-- AIM OF THE TASK --
Please transcribe the listing below in full and word for word, without its pictures.

-- MATERIAL PROVIDED --
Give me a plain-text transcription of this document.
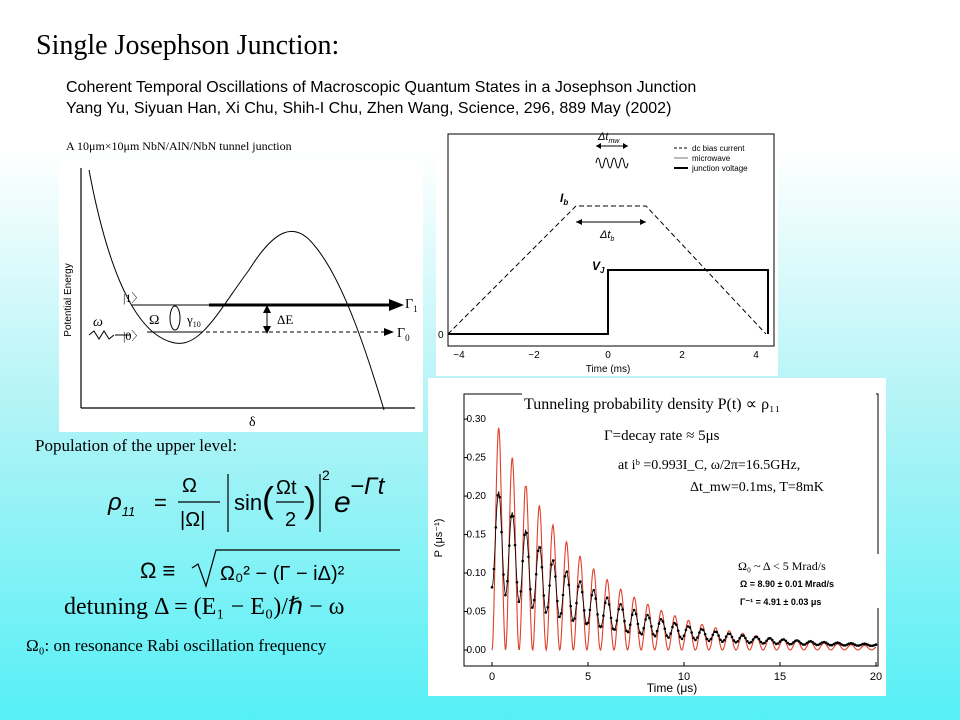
Single Josephson Junction:
Coherent Temporal Oscillations of Macroscopic Quantum States in a Josephson Junction
Yang Yu, Siyuan Han, Xi Chu, Shih-I Chu, Zhen Wang, Science, 296, 889 May (2002)
A 10μm×10μm NbN/AlN/NbN tunnel junction
Potential Energy
δ
|1〉
|0〉
ω	Ω $\gamma_{10}$	ΔE
$\Gamma_1$
$\Gamma_0$
dc bias current
microwave
junction voltage
$\Delta t_{mw}$
$I_b$
$\Delta t_b$
$V_J$
0
−4	−2	0	2	4
Time (ms)
0.00
0.05
0.10
0.15
0.20
0.25
0.30
0	5	10	15	20
P (μs⁻¹)
Time (μs)
Tunneling probability density P(t) ∝ ρ₁₁
Γ=decay rate ≈ 5μs
at iᵇ =0.993I_C, ω/2π=16.5GHz,
Δt_mw=0.1ms, T=8mK
Ω₀ ~ Δ < 5 Mrad/s
Ω = 8.90 ± 0.01 Mrad/s
Γ⁻¹ = 4.91 ± 0.03 μs
Population of the upper level:
$\rho_{11}$ =
Ω
|Ω|
sin ( Ωt
2 )
2
e −Γt
Ω ≡ Ω₀² − (Γ − iΔ)²
detuning Δ = (E₁ − E₀)/ℏ − ω
Ω₀: on resonance Rabi oscillation frequency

-- EXERCISE OUTPUT --
Give me a plain-text transcription of this document.
Single Josephson Junction:
Coherent Temporal Oscillations of Macroscopic Quantum States in a Josephson Junction
Yang Yu, Siyuan Han, Xi Chu, Shih-I Chu, Zhen Wang, Science, 296, 889 May (2002)
A 10μm×10μm NbN/AlN/NbN tunnel junction
Potential Energy
δ
|1〉
|0〉
ω	Ω $\gamma_{10}$	ΔE
$\Gamma_1$
$\Gamma_0$
dc bias current
microwave
junction voltage
$\Delta t_{mw}$
$I_b$
$\Delta t_b$
$V_J$
0
−4	−2	0	2	4
Time (ms)
0.00
0.05
0.10
0.15
0.20
0.25
0.30
0	5	10	15	20
P (μs⁻¹)
Time (μs)
Tunneling probability density P(t) ∝ ρ₁₁
Γ=decay rate ≈ 5μs
at iᵇ =0.993I_C, ω/2π=16.5GHz,
Δt_mw=0.1ms, T=8mK
Ω₀ ~ Δ < 5 Mrad/s
Ω = 8.90 ± 0.01 Mrad/s
Γ⁻¹ = 4.91 ± 0.03 μs
Population of the upper level:
$\rho_{11}$ =
Ω
|Ω|
sin ( Ωt
2 )
2
e −Γt
Ω ≡ Ω₀² − (Γ − iΔ)²
detuning Δ = (E₁ − E₀)/ℏ − ω
Ω₀: on resonance Rabi oscillation frequency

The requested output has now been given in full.